### Work instructions
Output the data that follows exactly, line for line.

### Supplied information
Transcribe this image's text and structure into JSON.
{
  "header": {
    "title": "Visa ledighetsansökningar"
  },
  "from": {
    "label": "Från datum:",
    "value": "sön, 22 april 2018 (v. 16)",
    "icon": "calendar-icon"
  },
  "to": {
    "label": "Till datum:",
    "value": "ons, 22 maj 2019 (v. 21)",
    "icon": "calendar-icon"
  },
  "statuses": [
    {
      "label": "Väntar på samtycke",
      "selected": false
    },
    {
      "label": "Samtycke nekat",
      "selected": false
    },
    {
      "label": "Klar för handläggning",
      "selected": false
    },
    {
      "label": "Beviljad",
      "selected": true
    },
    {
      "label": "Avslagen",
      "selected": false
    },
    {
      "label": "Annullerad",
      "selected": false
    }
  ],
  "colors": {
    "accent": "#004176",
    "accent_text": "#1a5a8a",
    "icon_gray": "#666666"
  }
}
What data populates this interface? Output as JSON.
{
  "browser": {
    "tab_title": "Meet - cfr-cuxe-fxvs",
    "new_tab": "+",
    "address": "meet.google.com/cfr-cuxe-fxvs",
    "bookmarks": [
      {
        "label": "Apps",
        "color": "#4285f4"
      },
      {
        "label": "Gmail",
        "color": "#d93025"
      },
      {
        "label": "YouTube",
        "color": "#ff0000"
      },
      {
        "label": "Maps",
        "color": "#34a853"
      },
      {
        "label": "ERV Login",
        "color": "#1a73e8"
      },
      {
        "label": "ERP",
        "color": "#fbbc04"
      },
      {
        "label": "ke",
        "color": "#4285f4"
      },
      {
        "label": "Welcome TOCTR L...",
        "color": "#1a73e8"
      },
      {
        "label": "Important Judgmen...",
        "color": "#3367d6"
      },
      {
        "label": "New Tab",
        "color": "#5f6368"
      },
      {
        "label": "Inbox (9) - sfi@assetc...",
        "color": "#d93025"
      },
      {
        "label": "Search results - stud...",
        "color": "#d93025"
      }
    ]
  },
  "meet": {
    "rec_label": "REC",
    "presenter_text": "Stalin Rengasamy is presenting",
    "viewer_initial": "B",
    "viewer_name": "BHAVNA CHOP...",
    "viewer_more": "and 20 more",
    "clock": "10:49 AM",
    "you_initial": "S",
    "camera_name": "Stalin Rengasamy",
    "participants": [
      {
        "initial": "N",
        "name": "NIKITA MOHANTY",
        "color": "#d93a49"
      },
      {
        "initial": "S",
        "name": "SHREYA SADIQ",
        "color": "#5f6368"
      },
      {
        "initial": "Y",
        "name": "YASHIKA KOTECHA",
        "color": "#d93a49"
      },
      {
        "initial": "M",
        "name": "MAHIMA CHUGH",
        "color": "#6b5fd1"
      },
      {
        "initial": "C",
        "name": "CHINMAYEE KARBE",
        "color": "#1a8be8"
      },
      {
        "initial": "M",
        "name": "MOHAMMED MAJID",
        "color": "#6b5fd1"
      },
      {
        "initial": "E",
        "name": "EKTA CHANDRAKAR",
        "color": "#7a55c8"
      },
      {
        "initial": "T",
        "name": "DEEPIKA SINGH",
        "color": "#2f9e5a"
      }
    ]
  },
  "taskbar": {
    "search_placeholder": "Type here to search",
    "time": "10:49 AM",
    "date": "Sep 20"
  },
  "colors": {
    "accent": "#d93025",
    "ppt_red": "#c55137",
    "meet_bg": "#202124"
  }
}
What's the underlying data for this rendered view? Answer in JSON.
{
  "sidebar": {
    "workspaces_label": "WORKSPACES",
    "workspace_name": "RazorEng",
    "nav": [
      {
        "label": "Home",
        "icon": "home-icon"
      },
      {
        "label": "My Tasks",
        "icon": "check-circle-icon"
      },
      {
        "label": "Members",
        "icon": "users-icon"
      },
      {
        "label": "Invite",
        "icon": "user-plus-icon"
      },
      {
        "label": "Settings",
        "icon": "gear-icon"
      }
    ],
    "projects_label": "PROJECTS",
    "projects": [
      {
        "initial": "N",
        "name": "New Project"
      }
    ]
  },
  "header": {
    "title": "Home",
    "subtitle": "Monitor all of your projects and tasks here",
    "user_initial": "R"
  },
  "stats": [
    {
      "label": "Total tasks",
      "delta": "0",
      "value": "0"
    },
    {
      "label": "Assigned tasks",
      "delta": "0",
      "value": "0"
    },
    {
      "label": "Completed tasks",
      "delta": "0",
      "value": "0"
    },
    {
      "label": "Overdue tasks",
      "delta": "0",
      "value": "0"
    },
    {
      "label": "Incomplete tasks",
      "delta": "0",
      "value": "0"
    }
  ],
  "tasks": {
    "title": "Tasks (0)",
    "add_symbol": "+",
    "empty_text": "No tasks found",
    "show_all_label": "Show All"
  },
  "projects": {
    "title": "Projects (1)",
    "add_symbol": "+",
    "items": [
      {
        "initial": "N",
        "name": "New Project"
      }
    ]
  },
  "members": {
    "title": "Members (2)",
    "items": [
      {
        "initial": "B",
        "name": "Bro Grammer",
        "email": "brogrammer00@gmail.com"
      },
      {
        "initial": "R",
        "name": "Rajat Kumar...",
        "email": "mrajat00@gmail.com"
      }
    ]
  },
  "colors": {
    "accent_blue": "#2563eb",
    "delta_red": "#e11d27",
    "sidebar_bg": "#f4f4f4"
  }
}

### The completed task
Transcribe this image's text and structure into JSON.
{
  "header": {
    "title": "Visa ledighetsansökningar"
  },
  "from": {
    "label": "Från datum:",
    "value": "sön, 22 april 2018 (v. 16)",
    "icon": "calendar-icon"
  },
  "to": {
    "label": "Till datum:",
    "value": "ons, 22 maj 2019 (v. 21)",
    "icon": "calendar-icon"
  },
  "statuses": [
    {
      "label": "Väntar på samtycke",
      "selected": false
    },
    {
      "label": "Samtycke nekat",
      "selected": false
    },
    {
      "label": "Klar för handläggning",
      "selected": false
    },
    {
      "label": "Beviljad",
      "selected": true
    },
    {
      "label": "Avslagen",
      "selected": false
    },
    {
      "label": "Annullerad",
      "selected": false
    }
  ],
  "colors": {
    "accent": "#004176",
    "accent_text": "#1a5a8a",
    "icon_gray": "#666666"
  }
}
What data populates this interface? Output as JSON.
{
  "browser": {
    "tab_title": "Meet - cfr-cuxe-fxvs",
    "new_tab": "+",
    "address": "meet.google.com/cfr-cuxe-fxvs",
    "bookmarks": [
      {
        "label": "Apps",
        "color": "#4285f4"
      },
      {
        "label": "Gmail",
        "color": "#d93025"
      },
      {
        "label": "YouTube",
        "color": "#ff0000"
      },
      {
        "label": "Maps",
        "color": "#34a853"
      },
      {
        "label": "ERV Login",
        "color": "#1a73e8"
      },
      {
        "label": "ERP",
        "color": "#fbbc04"
      },
      {
        "label": "ke",
        "color": "#4285f4"
      },
      {
        "label": "Welcome TOCTR L...",
        "color": "#1a73e8"
      },
      {
        "label": "Important Judgmen...",
        "color": "#3367d6"
      },
      {
        "label": "New Tab",
        "color": "#5f6368"
      },
      {
        "label": "Inbox (9) - sfi@assetc...",
        "color": "#d93025"
      },
      {
        "label": "Search results - stud...",
        "color": "#d93025"
      }
    ]
  },
  "meet": {
    "rec_label": "REC",
    "presenter_text": "Stalin Rengasamy is presenting",
    "viewer_initial": "B",
    "viewer_name": "BHAVNA CHOP...",
    "viewer_more": "and 20 more",
    "clock": "10:49 AM",
    "you_initial": "S",
    "camera_name": "Stalin Rengasamy",
    "participants": [
      {
        "initial": "N",
        "name": "NIKITA MOHANTY",
        "color": "#d93a49"
      },
      {
        "initial": "S",
        "name": "SHREYA SADIQ",
        "color": "#5f6368"
      },
      {
        "initial": "Y",
        "name": "YASHIKA KOTECHA",
        "color": "#d93a49"
      },
      {
        "initial": "M",
        "name": "MAHIMA CHUGH",
        "color": "#6b5fd1"
      },
      {
        "initial": "C",
        "name": "CHINMAYEE KARBE",
        "color": "#1a8be8"
      },
      {
        "initial": "M",
        "name": "MOHAMMED MAJID",
        "color": "#6b5fd1"
      },
      {
        "initial": "E",
        "name": "EKTA CHANDRAKAR",
        "color": "#7a55c8"
      },
      {
        "initial": "T",
        "name": "DEEPIKA SINGH",
        "color": "#2f9e5a"
      }
    ]
  },
  "taskbar": {
    "search_placeholder": "Type here to search",
    "time": "10:49 AM",
    "date": "Sep 20"
  },
  "colors": {
    "accent": "#d93025",
    "ppt_red": "#c55137",
    "meet_bg": "#202124"
  }
}
What's the underlying data for this rendered view? Answer in JSON.
{
  "sidebar": {
    "workspaces_label": "WORKSPACES",
    "workspace_name": "RazorEng",
    "nav": [
      {
        "label": "Home",
        "icon": "home-icon"
      },
      {
        "label": "My Tasks",
        "icon": "check-circle-icon"
      },
      {
        "label": "Members",
        "icon": "users-icon"
      },
      {
        "label": "Invite",
        "icon": "user-plus-icon"
      },
      {
        "label": "Settings",
        "icon": "gear-icon"
      }
    ],
    "projects_label": "PROJECTS",
    "projects": [
      {
        "initial": "N",
        "name": "New Project"
      }
    ]
  },
  "header": {
    "title": "Home",
    "subtitle": "Monitor all of your projects and tasks here",
    "user_initial": "R"
  },
  "stats": [
    {
      "label": "Total tasks",
      "delta": "0",
      "value": "0"
    },
    {
      "label": "Assigned tasks",
      "delta": "0",
      "value": "0"
    },
    {
      "label": "Completed tasks",
      "delta": "0",
      "value": "0"
    },
    {
      "label": "Overdue tasks",
      "delta": "0",
      "value": "0"
    },
    {
      "label": "Incomplete tasks",
      "delta": "0",
      "value": "0"
    }
  ],
  "tasks": {
    "title": "Tasks (0)",
    "add_symbol": "+",
    "empty_text": "No tasks found",
    "show_all_label": "Show All"
  },
  "projects": {
    "title": "Projects (1)",
    "add_symbol": "+",
    "items": [
      {
        "initial": "N",
        "name": "New Project"
      }
    ]
  },
  "members": {
    "title": "Members (2)",
    "items": [
      {
        "initial": "B",
        "name": "Bro Grammer",
        "email": "brogrammer00@gmail.com"
      },
      {
        "initial": "R",
        "name": "Rajat Kumar...",
        "email": "mrajat00@gmail.com"
      }
    ]
  },
  "colors": {
    "accent_blue": "#2563eb",
    "delta_red": "#e11d27",
    "sidebar_bg": "#f4f4f4"
  }
}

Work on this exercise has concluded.